**TASK TO CARRY OUT:** Extract every line of the records below and reproduce each one unchanged, in its original order.

Layout annotation data:
..........
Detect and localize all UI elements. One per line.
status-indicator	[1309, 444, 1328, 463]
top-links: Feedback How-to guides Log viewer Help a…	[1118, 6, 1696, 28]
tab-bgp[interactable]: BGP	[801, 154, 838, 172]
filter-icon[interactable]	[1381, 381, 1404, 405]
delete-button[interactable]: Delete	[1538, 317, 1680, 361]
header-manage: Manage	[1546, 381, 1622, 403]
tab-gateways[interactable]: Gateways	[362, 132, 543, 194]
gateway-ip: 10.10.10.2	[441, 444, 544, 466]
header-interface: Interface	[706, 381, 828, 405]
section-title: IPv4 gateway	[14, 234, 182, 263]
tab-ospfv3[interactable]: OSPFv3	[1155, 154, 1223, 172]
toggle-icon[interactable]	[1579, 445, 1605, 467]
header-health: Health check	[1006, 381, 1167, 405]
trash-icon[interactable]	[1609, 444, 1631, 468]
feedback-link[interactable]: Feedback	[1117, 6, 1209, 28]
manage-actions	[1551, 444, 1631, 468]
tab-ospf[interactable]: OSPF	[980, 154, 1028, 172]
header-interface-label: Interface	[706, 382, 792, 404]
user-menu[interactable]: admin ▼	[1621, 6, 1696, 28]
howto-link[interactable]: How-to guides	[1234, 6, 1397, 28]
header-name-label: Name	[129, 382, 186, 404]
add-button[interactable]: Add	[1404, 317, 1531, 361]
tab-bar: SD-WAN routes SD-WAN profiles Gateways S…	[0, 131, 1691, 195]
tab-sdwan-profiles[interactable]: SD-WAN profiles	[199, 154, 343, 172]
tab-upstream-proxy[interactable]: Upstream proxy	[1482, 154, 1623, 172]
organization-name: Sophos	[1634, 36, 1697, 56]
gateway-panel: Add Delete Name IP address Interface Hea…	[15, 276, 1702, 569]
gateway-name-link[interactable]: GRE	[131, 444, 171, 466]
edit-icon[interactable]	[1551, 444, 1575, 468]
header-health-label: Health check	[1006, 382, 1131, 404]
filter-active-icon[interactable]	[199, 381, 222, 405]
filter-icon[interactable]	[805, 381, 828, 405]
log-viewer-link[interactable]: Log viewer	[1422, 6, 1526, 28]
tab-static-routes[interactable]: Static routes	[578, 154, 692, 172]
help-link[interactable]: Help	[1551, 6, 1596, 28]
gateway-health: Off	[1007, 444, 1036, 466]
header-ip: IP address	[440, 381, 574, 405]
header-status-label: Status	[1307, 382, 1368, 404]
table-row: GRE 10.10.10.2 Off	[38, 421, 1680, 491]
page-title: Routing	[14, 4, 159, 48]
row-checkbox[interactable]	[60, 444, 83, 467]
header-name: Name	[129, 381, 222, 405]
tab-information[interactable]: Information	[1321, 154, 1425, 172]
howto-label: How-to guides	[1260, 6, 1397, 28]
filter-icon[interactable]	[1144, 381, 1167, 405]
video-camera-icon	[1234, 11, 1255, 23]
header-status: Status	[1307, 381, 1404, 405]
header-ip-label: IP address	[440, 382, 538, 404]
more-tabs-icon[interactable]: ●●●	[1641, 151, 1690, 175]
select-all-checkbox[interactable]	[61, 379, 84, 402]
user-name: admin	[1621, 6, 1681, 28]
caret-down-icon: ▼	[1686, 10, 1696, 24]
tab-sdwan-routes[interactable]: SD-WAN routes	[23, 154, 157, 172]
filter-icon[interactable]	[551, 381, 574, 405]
..........
**COMPLETED TASK:**
Detect and localize all UI elements. One per line.
status-indicator	[1309, 444, 1328, 463]
top-links: Feedback How-to guides Log viewer Help a…	[1118, 6, 1696, 28]
tab-bgp[interactable]: BGP	[801, 154, 838, 172]
filter-icon[interactable]	[1381, 381, 1404, 405]
delete-button[interactable]: Delete	[1538, 317, 1680, 361]
header-manage: Manage	[1546, 381, 1622, 403]
tab-gateways[interactable]: Gateways	[362, 132, 543, 194]
gateway-ip: 10.10.10.2	[441, 444, 544, 466]
header-interface: Interface	[706, 381, 828, 405]
section-title: IPv4 gateway	[14, 234, 182, 263]
tab-ospfv3[interactable]: OSPFv3	[1155, 154, 1223, 172]
toggle-icon[interactable]	[1579, 445, 1605, 467]
header-health: Health check	[1006, 381, 1167, 405]
trash-icon[interactable]	[1609, 444, 1631, 468]
feedback-link[interactable]: Feedback	[1117, 6, 1209, 28]
manage-actions	[1551, 444, 1631, 468]
tab-ospf[interactable]: OSPF	[980, 154, 1028, 172]
header-interface-label: Interface	[706, 382, 792, 404]
user-menu[interactable]: admin ▼	[1621, 6, 1696, 28]
howto-link[interactable]: How-to guides	[1234, 6, 1397, 28]
header-name-label: Name	[129, 382, 186, 404]
add-button[interactable]: Add	[1404, 317, 1531, 361]
tab-bar: SD-WAN routes SD-WAN profiles Gateways S…	[0, 131, 1691, 195]
tab-sdwan-profiles[interactable]: SD-WAN profiles	[199, 154, 343, 172]
tab-upstream-proxy[interactable]: Upstream proxy	[1482, 154, 1623, 172]
organization-name: Sophos	[1634, 36, 1697, 56]
gateway-panel: Add Delete Name IP address Interface Hea…	[15, 276, 1702, 569]
gateway-name-link[interactable]: GRE	[131, 444, 171, 466]
edit-icon[interactable]	[1551, 444, 1575, 468]
header-health-label: Health check	[1006, 382, 1131, 404]
filter-active-icon[interactable]	[199, 381, 222, 405]
filter-icon[interactable]	[805, 381, 828, 405]
log-viewer-link[interactable]: Log viewer	[1422, 6, 1526, 28]
tab-static-routes[interactable]: Static routes	[578, 154, 692, 172]
help-link[interactable]: Help	[1551, 6, 1596, 28]
gateway-health: Off	[1007, 444, 1036, 466]
header-ip: IP address	[440, 381, 574, 405]
header-status-label: Status	[1307, 382, 1368, 404]
table-row: GRE 10.10.10.2 Off	[38, 421, 1680, 491]
page-title: Routing	[14, 4, 159, 48]
row-checkbox[interactable]	[60, 444, 83, 467]
header-name: Name	[129, 381, 222, 405]
tab-information[interactable]: Information	[1321, 154, 1425, 172]
howto-label: How-to guides	[1260, 6, 1397, 28]
filter-icon[interactable]	[1144, 381, 1167, 405]
video-camera-icon	[1234, 11, 1255, 23]
header-status: Status	[1307, 381, 1404, 405]
header-ip-label: IP address	[440, 382, 538, 404]
more-tabs-icon[interactable]: ●●●	[1641, 151, 1690, 175]
select-all-checkbox[interactable]	[61, 379, 84, 402]
user-name: admin	[1621, 6, 1681, 28]
caret-down-icon: ▼	[1686, 10, 1696, 24]
tab-sdwan-routes[interactable]: SD-WAN routes	[23, 154, 157, 172]
filter-icon[interactable]	[551, 381, 574, 405]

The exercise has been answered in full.